» Requirement A
According to the passage on loneliness, what is loneliness a by-product of?

» Supplied passage
——————————

Just like low self-esteem, dissatisfaction, disappointment, hurts, anger, fear, worry, guilt, regret, pride, arrogance, unhappiness, meaninglessness and etc, ‘loneliness’ is the by-products of ignorance and egoism and being conditioned by worldly egoistic thinking and belief to think/feel/analyze/judge/behave/desire/act and react towards all the mind perception of names and forms or life experiences in certain ways, it’s not coming from particular environment, condition, situation, people, things or happening being sad, bad, wrong, negative, depressing, disappointing, disturbing, hurtful or unhealthy. Such as by giving the mind what it likes and wants and not giving the mind what it doesn’t like and doesn’t want would give momentary satisfaction to the mind, but it doesn’t free the mind from ‘dissatisfaction’. By doing what the mind likes to do and achieving what the mind wants to achieve might give the mind the momentary sense of confidence, happiness and meaningfulness, but it doesn’t free the mind from the sense of ‘low self-esteem’, ‘unhappiness’ and ‘meaninglessness’.

——————————

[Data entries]

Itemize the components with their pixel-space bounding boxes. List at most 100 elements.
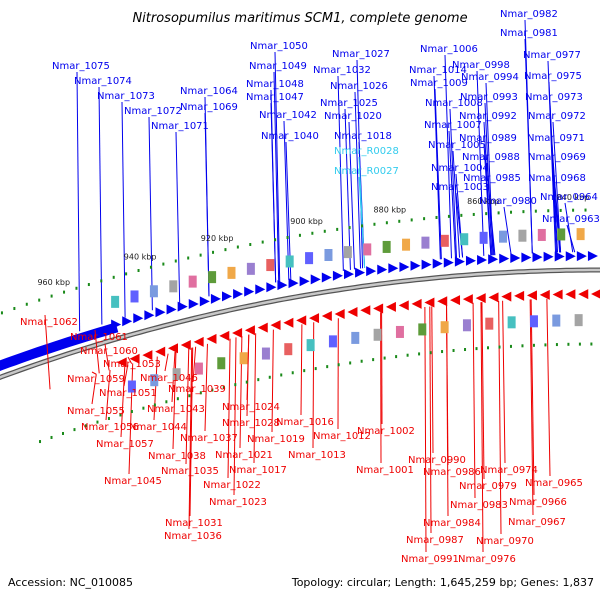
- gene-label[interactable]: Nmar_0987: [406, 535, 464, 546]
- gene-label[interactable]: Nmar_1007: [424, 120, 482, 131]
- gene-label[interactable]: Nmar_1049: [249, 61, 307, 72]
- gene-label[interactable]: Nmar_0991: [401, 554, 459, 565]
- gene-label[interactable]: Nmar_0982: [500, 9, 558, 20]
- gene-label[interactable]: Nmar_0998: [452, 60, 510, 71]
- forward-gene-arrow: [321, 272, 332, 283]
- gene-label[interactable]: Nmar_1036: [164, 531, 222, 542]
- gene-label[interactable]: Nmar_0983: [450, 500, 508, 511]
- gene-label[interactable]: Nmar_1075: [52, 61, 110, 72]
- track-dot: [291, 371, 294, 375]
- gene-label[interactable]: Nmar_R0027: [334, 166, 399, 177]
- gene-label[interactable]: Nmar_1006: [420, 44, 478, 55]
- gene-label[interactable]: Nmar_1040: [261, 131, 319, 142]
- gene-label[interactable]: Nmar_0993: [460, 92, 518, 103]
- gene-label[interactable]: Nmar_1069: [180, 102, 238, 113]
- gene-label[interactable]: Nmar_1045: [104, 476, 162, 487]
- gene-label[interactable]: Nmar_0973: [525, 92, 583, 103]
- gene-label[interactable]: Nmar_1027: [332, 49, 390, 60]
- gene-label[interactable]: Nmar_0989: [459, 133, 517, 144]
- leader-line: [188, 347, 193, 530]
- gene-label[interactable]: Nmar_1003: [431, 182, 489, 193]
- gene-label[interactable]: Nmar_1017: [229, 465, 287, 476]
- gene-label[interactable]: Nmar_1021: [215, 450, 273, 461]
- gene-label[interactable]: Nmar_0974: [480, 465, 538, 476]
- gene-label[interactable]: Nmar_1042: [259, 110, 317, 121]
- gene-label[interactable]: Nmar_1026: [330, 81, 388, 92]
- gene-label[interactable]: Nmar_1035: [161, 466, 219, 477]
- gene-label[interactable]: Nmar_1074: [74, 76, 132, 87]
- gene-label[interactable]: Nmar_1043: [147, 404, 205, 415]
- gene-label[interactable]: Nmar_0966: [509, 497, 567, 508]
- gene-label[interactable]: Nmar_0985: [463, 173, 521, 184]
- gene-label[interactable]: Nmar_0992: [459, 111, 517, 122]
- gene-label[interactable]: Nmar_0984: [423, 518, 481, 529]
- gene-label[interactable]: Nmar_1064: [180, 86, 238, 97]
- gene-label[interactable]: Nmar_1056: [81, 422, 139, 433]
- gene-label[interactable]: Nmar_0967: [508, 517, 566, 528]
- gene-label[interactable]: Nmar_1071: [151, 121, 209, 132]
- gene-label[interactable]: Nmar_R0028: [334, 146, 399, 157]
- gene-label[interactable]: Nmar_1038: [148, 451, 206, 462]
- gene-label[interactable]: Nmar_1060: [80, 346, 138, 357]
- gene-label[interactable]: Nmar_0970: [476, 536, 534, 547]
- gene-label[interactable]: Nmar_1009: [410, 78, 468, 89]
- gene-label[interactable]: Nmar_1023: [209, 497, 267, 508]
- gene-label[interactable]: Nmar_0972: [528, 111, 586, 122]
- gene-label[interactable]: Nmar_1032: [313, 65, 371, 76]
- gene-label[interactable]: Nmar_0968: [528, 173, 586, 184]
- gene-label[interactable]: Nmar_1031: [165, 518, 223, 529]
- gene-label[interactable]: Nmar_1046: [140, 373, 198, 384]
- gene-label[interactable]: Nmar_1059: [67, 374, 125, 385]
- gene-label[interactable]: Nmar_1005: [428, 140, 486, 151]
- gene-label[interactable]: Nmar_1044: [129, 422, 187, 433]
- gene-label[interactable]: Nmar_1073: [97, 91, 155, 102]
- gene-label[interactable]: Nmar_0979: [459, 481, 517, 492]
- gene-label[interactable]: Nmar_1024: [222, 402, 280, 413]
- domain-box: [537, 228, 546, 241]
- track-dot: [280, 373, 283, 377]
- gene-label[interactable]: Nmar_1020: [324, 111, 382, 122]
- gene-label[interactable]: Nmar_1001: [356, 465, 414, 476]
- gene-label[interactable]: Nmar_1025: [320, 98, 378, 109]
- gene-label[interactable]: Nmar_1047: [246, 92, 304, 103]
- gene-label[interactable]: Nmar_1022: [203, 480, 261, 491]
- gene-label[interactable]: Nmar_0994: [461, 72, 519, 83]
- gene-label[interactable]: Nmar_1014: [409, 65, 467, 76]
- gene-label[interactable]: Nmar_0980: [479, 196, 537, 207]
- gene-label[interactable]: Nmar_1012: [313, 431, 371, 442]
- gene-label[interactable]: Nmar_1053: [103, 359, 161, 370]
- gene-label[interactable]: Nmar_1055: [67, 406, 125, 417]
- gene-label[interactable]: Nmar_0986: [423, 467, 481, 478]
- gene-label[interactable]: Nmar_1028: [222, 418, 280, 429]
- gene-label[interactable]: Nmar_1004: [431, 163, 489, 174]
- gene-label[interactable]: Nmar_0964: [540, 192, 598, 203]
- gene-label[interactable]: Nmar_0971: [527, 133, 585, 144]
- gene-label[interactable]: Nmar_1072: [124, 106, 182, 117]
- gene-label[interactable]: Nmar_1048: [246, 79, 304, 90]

——————————

» Requirement B
In the data entries, copy the lines from the one with "- gene-label[interactable]: Nmar_0987: [406, 535, 464, 546]" to the one with "- gene-label[interactable]: Nmar_0998: [452, 60, 510, 71]", including both.

» Written answer A
Ignorance and egoism, and being conditioned by worldly egoistic thinking and belief.

» Written answer B
- gene-label[interactable]: Nmar_0987: [406, 535, 464, 546]
- gene-label[interactable]: Nmar_1007: [424, 120, 482, 131]
- gene-label[interactable]: Nmar_1049: [249, 61, 307, 72]
- gene-label[interactable]: Nmar_0991: [401, 554, 459, 565]
- gene-label[interactable]: Nmar_0982: [500, 9, 558, 20]
- gene-label[interactable]: Nmar_0998: [452, 60, 510, 71]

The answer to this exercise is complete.